Tasks.
(A) List every person mentioned by name in the passage on China's ruling families, in the order each first appears.
(B) Continue the passage on China's ruling families from its final sentence.

## start Excerpted text

After secretly visiting China to mark the 25th anniversary of the 1989 June 4th crackdown last week, Tiananmen protest leader Zhou Fengsuo commented that “the massacre was for this small fraction of families that control China, not for the general well-being of the Chinese. If you look at the people who were hardliners 25 years ago, they are all billionaires now” (via Sunny Yan). At The Diplomat, Sydney University’s Kerry Brown suggests that the interests of the Party’s elite dynasties are more influential now than ever:
As Bloomberg and others have made clear in their tracking of top Chinese families, in the 21st century China seems to be returning to a family-run country rather than a place where individual imperial-style strongmen rule the roost. The family dynamics may well explain why Xi has so vigorously prosecuted his campaign against the grubby money-hungry arriviste Zhou Yongkang, who only has venal business men supporting him. It might also explain the story of the assembly of the Xi clan in 2008 in Beijing where the matriarch, Qi Xin, reportedly berated all the members for being too involved in making money and not focused enough on family honor.

## end Excerpted text
## start Given records

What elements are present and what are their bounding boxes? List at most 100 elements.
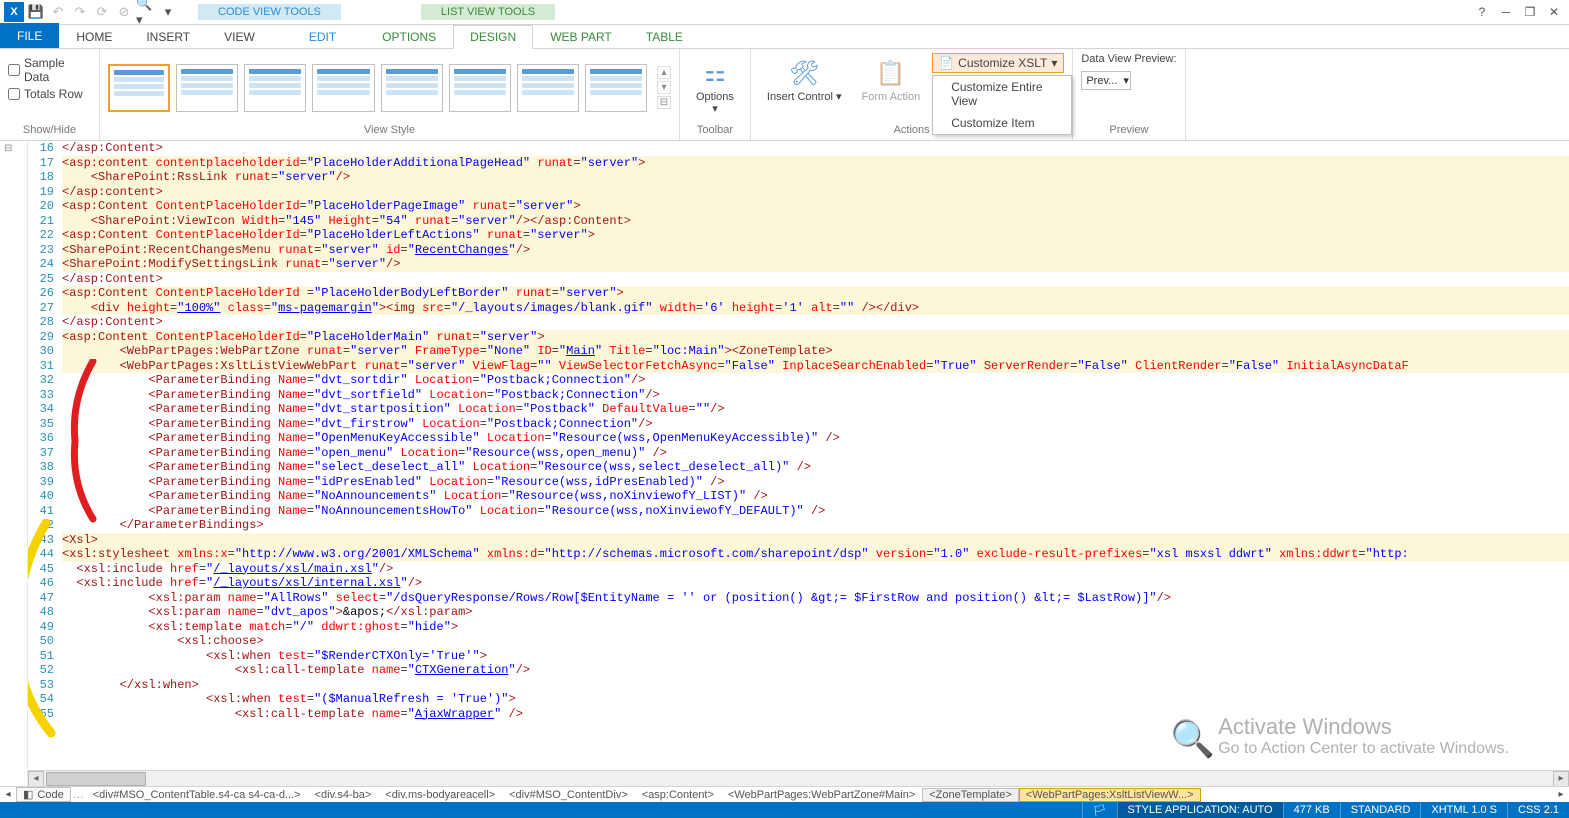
gallery-up-icon[interactable]: ▴ bbox=[657, 66, 671, 79]
totals-row-checkbox[interactable]: Totals Row bbox=[8, 87, 91, 101]
tab-insert[interactable]: INSERT bbox=[129, 25, 207, 48]
bc-item-active[interactable]: <WebPartPages:XsltListViewW...> bbox=[1019, 788, 1201, 802]
code-line[interactable]: 32 <ParameterBinding Name="dvt_sortdir" … bbox=[28, 373, 1569, 388]
code-editor[interactable]: 16</asp:Content>17<asp:content contentpl… bbox=[28, 141, 1569, 786]
undo-icon[interactable]: ↶ bbox=[48, 2, 68, 22]
save-icon[interactable]: 💾 bbox=[26, 2, 46, 22]
refresh-icon[interactable]: ⟳ bbox=[92, 2, 112, 22]
bc-right-icon[interactable]: ▸ bbox=[1553, 787, 1569, 803]
code-line[interactable]: 39 <ParameterBinding Name="idPresEnabled… bbox=[28, 475, 1569, 490]
code-line[interactable]: 54 <xsl:when test="($ManualRefresh = 'Tr… bbox=[28, 692, 1569, 707]
code-line[interactable]: 33 <ParameterBinding Name="dvt_sortfield… bbox=[28, 388, 1569, 403]
preview-dropdown-icon[interactable]: 🔍▾ bbox=[136, 2, 156, 22]
bc-item[interactable]: <div.s4-ba> bbox=[308, 788, 379, 802]
code-line[interactable]: 23<SharePoint:RecentChangesMenu runat="s… bbox=[28, 243, 1569, 258]
code-line[interactable]: 28</asp:Content> bbox=[28, 315, 1569, 330]
code-line[interactable]: 46 <xsl:include href="/_layouts/xsl/inte… bbox=[28, 576, 1569, 591]
bc-item[interactable]: <div.ms-bodyareacell> bbox=[378, 788, 502, 802]
view-style-1[interactable] bbox=[108, 64, 170, 112]
gallery-down-icon[interactable]: ▾ bbox=[657, 81, 671, 94]
view-style-5[interactable] bbox=[381, 64, 443, 112]
redo-icon[interactable]: ↷ bbox=[70, 2, 90, 22]
code-line[interactable]: 19</asp:content> bbox=[28, 185, 1569, 200]
code-line[interactable]: 27 <div height="100%" class="ms-pagemarg… bbox=[28, 301, 1569, 316]
view-style-2[interactable] bbox=[176, 64, 238, 112]
bc-left-icon[interactable]: ◂ bbox=[0, 787, 16, 803]
code-line[interactable]: 37 <ParameterBinding Name="open_menu" Lo… bbox=[28, 446, 1569, 461]
status-xhtml[interactable]: XHTML 1.0 S bbox=[1420, 802, 1507, 818]
code-line[interactable]: 17<asp:content contentplaceholderid="Pla… bbox=[28, 156, 1569, 171]
bc-code-mode[interactable]: ◧Code bbox=[16, 787, 71, 802]
scroll-right-icon[interactable]: ▸ bbox=[1553, 771, 1569, 787]
code-line[interactable]: 51 <xsl:when test="$RenderCTXOnly='True'… bbox=[28, 649, 1569, 664]
code-line[interactable]: 31 <WebPartPages:XsltListViewWebPart run… bbox=[28, 359, 1569, 374]
view-style-8[interactable] bbox=[585, 64, 647, 112]
tab-design[interactable]: DESIGN bbox=[453, 25, 533, 49]
code-line[interactable]: 49 <xsl:template match="/" ddwrt:ghost="… bbox=[28, 620, 1569, 635]
sample-data-checkbox[interactable]: Sample Data bbox=[8, 56, 91, 84]
code-line[interactable]: 41 <ParameterBinding Name="NoAnnouncemen… bbox=[28, 504, 1569, 519]
qat-customize-icon[interactable]: ▾ bbox=[158, 2, 178, 22]
code-line[interactable]: 29<asp:Content ContentPlaceHolderId="Pla… bbox=[28, 330, 1569, 345]
code-line[interactable]: 30 <WebPartPages:WebPartZone runat="serv… bbox=[28, 344, 1569, 359]
menu-customize-item[interactable]: Customize Item bbox=[933, 112, 1071, 134]
bc-item[interactable]: <div#MSO_ContentTable.s4-ca s4-ca-d...> bbox=[86, 788, 308, 802]
code-line[interactable]: 53 </xsl:when> bbox=[28, 678, 1569, 693]
view-style-4[interactable] bbox=[312, 64, 374, 112]
code-line[interactable]: 21 <SharePoint:ViewIcon Width="145" Heig… bbox=[28, 214, 1569, 229]
status-style-app[interactable]: STYLE APPLICATION: AUTO bbox=[1117, 802, 1283, 818]
code-line[interactable]: 38 <ParameterBinding Name="select_desele… bbox=[28, 460, 1569, 475]
tab-options[interactable]: OPTIONS bbox=[365, 25, 453, 48]
code-line[interactable]: 42 </ParameterBindings> bbox=[28, 518, 1569, 533]
tab-home[interactable]: HOME bbox=[59, 25, 129, 48]
tab-view[interactable]: VIEW bbox=[207, 25, 272, 48]
tab-table[interactable]: TABLE bbox=[629, 25, 700, 48]
stop-icon[interactable]: ⊘ bbox=[114, 2, 134, 22]
code-line[interactable]: 48 <xsl:param name="dvt_apos">&apos;</xs… bbox=[28, 605, 1569, 620]
customize-xslt-button[interactable]: 📄 Customize XSLT ▾ bbox=[932, 53, 1064, 73]
code-line[interactable]: 20<asp:Content ContentPlaceHolderId="Pla… bbox=[28, 199, 1569, 214]
help-icon[interactable]: ? bbox=[1471, 2, 1493, 22]
code-line[interactable]: 47 <xsl:param name="AllRows" select="/ds… bbox=[28, 591, 1569, 606]
code-line[interactable]: 35 <ParameterBinding Name="dvt_firstrow"… bbox=[28, 417, 1569, 432]
code-line[interactable]: 36 <ParameterBinding Name="OpenMenuKeyAc… bbox=[28, 431, 1569, 446]
status-css[interactable]: CSS 2.1 bbox=[1507, 802, 1569, 818]
app-icon[interactable]: X bbox=[4, 2, 24, 22]
bc-item[interactable]: <div#MSO_ContentDiv> bbox=[502, 788, 635, 802]
code-line[interactable]: 22<asp:Content ContentPlaceHolderId="Pla… bbox=[28, 228, 1569, 243]
bc-item[interactable]: <asp:Content> bbox=[635, 788, 721, 802]
close-icon[interactable]: ✕ bbox=[1543, 2, 1565, 22]
tab-webpart[interactable]: WEB PART bbox=[533, 25, 629, 48]
bc-item[interactable]: <ZoneTemplate> bbox=[922, 788, 1019, 802]
gallery-more-icon[interactable]: ⊟ bbox=[657, 96, 671, 109]
bc-item[interactable]: <WebPartPages:WebPartZone#Main> bbox=[721, 788, 922, 802]
tab-edit[interactable]: EDIT bbox=[292, 25, 353, 48]
options-button[interactable]: ⚏ Options▾ bbox=[688, 53, 742, 119]
code-line[interactable]: 26<asp:Content ContentPlaceHolderId ="Pl… bbox=[28, 286, 1569, 301]
scroll-thumb[interactable] bbox=[46, 772, 146, 786]
restore-icon[interactable]: ❐ bbox=[1519, 2, 1541, 22]
minimize-icon[interactable]: ─ bbox=[1495, 2, 1517, 22]
code-line[interactable]: 43<Xsl> bbox=[28, 533, 1569, 548]
view-style-7[interactable] bbox=[517, 64, 579, 112]
code-line[interactable]: 25</asp:Content> bbox=[28, 272, 1569, 287]
code-line[interactable]: 44<xsl:stylesheet xmlns:x="http://www.w3… bbox=[28, 547, 1569, 562]
status-errors-icon[interactable]: 🏳 bbox=[1082, 802, 1117, 818]
code-line[interactable]: 18 <SharePoint:RssLink runat="server"/> bbox=[28, 170, 1569, 185]
scroll-left-icon[interactable]: ◂ bbox=[28, 771, 44, 787]
menu-customize-entire-view[interactable]: Customize Entire View bbox=[933, 76, 1071, 112]
horizontal-scrollbar[interactable]: ◂ ▸ bbox=[28, 770, 1569, 786]
code-line[interactable]: 55 <xsl:call-template name="AjaxWrapper"… bbox=[28, 707, 1569, 722]
insert-control-button[interactable]: 🛠 Insert Control ▾ bbox=[759, 53, 850, 107]
view-style-6[interactable] bbox=[449, 64, 511, 112]
tab-file[interactable]: FILE bbox=[0, 23, 59, 48]
code-line[interactable]: 40 <ParameterBinding Name="NoAnnouncemen… bbox=[28, 489, 1569, 504]
code-line[interactable]: 34 <ParameterBinding Name="dvt_startposi… bbox=[28, 402, 1569, 417]
code-line[interactable]: 45 <xsl:include href="/_layouts/xsl/main… bbox=[28, 562, 1569, 577]
preview-combo[interactable]: Prev...▾ bbox=[1081, 71, 1131, 90]
code-line[interactable]: 16</asp:Content> bbox=[28, 141, 1569, 156]
code-line[interactable]: 52 <xsl:call-template name="CTXGeneratio… bbox=[28, 663, 1569, 678]
view-style-3[interactable] bbox=[244, 64, 306, 112]
code-line[interactable]: 50 <xsl:choose> bbox=[28, 634, 1569, 649]
code-line[interactable]: 24<SharePoint:ModifySettingsLink runat="… bbox=[28, 257, 1569, 272]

## end Given records

Results of the exercise.
(A) Zhou Fengsuo, Sunny Yan, Kerry Brown, Xi, Zhou Yongkang, Qi Xin

(B)
In the family context, obligations are so strong that promises hardly need to be spoken, but they evidently exist. Family honor reigns supreme. Yes, honor involves wealth and power, but it is also something more than that. Seeing China as a place where leaders drum the beat of national greatness while at the same time they are prosecuting campaigns for their clan and tribal interests helps us to make a little more sense of the complexity and ambiguities in the way they speak. Their motivations and promises point in two directions – abstractly to the grand society in which they sit at the top, but more concretely to their own network of interests, the most crucial of which are family ones. [Source]
When China marked the 100th birthday of Xi’s father Xi Zhongxun in extravagant style last year, conflicting analyses suggested that Xi was playing the occasion up to emphasize his political authority, and playing it down to avoid being seen as a pampered and privileged princeling. He appears keen to project himself to the public as a down-to-earth man of the people, an image polished by flourishes like a well-publicized bun-shop expedition, but based on his seven years in rural Shaanxi during the Cultural Revolution. He discussed this period in a newly unearthed interview from 2004. From Chris Buckley at The New York Times:
“The first test was the flea test,” said Mr. Xi. “When I first got there, I couldn’t stand the fleas. I don’t know if they still have them. My skin was very allergic to them, and they bit my skin into swathes of red sores that became blisters that burst. It was so painful you didn’t want to live, but after three years my skin was as tough as ox meat and horse hide and wasn’t afraid of being bitten.”
[…] Mr. Xi speaks Mandarin Chinese like a Beijing native. But he said in the interview that he considered himself a native of the region where he was sent down, and that story of being redeemed politically by embracing sacrifice and work among the people remains a part of Mr. Xi’s populist political persona.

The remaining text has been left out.